• **EXERCISE AIM**: Only the number is needed: how many lines of the records include "this"?

········

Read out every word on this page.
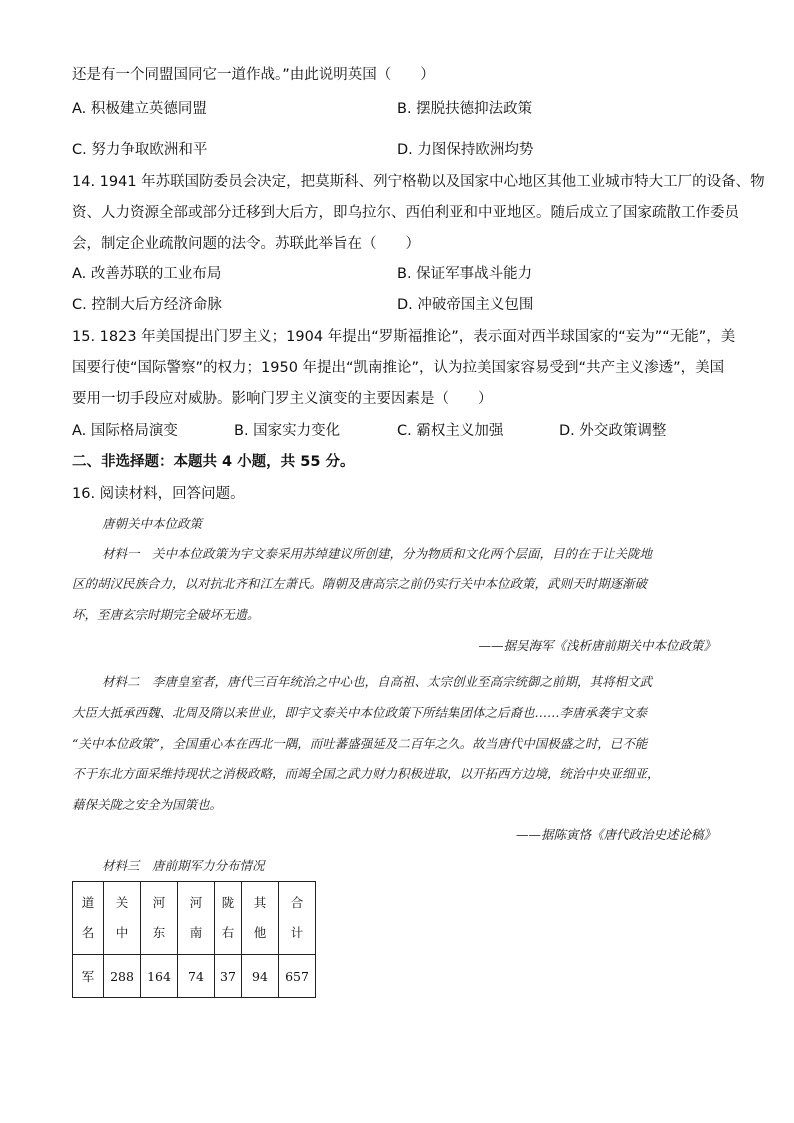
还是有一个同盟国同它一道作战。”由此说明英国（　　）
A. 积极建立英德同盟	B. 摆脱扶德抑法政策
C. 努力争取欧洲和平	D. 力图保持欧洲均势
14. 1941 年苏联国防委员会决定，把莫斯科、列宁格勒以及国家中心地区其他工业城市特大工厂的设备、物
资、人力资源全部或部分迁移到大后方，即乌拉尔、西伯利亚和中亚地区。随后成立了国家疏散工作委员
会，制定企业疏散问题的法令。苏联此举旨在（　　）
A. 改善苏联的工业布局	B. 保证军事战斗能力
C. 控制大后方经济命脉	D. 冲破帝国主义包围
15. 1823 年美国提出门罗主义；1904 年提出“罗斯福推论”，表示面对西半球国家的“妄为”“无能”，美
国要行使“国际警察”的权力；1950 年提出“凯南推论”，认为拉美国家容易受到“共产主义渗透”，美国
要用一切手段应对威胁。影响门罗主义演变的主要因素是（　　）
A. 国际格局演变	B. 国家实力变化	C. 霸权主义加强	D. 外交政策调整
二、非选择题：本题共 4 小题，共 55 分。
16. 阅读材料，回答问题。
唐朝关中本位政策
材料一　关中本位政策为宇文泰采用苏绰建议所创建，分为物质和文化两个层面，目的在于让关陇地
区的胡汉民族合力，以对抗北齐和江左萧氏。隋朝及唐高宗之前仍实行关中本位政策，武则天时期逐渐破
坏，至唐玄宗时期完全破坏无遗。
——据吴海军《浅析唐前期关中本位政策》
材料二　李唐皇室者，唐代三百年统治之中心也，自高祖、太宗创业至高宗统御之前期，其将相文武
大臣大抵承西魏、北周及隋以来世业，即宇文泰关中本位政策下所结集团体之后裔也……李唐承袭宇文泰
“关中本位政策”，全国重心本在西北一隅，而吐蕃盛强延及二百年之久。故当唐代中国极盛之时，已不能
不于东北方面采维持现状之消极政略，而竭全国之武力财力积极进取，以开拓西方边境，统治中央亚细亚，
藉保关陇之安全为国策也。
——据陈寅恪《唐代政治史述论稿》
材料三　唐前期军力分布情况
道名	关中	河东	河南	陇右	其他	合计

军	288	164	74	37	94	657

········

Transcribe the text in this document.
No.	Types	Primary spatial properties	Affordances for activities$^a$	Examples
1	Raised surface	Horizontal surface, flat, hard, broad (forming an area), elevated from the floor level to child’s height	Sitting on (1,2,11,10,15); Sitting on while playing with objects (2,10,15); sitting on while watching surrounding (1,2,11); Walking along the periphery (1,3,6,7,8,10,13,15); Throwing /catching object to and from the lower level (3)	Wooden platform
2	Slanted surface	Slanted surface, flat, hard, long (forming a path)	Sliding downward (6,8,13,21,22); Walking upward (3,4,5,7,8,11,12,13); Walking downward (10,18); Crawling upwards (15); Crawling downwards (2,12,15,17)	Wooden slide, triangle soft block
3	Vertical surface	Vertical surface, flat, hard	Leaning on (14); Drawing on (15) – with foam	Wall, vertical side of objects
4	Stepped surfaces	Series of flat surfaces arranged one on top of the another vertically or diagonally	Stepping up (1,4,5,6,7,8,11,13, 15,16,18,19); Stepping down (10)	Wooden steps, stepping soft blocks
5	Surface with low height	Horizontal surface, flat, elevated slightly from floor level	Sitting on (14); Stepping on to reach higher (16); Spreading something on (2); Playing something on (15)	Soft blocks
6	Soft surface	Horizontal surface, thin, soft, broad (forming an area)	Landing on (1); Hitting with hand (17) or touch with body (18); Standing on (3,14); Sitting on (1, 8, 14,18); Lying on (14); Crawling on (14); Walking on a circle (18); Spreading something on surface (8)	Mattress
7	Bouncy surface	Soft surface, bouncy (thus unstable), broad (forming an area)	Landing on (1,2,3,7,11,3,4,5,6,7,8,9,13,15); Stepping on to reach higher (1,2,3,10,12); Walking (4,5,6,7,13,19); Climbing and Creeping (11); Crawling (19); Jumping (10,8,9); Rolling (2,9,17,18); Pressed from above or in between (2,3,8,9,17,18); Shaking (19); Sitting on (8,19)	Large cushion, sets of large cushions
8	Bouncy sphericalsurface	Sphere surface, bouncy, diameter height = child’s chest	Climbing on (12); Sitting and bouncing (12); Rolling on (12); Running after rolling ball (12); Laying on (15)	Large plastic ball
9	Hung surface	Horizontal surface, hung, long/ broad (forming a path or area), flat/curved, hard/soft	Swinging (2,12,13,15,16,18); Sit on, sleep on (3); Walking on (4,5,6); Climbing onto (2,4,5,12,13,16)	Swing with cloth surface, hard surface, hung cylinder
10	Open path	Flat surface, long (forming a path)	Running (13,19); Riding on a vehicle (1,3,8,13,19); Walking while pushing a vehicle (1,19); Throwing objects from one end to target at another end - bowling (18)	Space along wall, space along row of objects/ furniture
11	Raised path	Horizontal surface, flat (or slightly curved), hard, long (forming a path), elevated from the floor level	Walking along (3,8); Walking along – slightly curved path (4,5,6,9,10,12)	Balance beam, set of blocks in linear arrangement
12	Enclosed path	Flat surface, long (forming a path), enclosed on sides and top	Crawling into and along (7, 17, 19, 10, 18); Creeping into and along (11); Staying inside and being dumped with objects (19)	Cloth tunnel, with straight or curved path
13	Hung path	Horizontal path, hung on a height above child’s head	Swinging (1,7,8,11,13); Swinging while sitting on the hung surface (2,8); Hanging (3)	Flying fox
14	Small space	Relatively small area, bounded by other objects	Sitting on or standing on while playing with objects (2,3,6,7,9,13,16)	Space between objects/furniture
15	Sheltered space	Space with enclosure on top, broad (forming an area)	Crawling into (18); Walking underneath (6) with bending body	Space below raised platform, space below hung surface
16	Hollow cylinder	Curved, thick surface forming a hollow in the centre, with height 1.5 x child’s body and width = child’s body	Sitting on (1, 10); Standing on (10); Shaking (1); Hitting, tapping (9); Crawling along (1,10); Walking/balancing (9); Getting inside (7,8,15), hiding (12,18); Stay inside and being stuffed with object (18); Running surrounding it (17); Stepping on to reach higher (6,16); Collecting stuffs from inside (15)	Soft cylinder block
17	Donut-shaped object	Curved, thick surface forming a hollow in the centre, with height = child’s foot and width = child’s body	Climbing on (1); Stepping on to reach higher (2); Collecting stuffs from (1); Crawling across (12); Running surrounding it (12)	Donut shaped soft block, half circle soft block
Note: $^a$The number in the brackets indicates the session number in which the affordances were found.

········

• **EXERCISE RESULT**: 2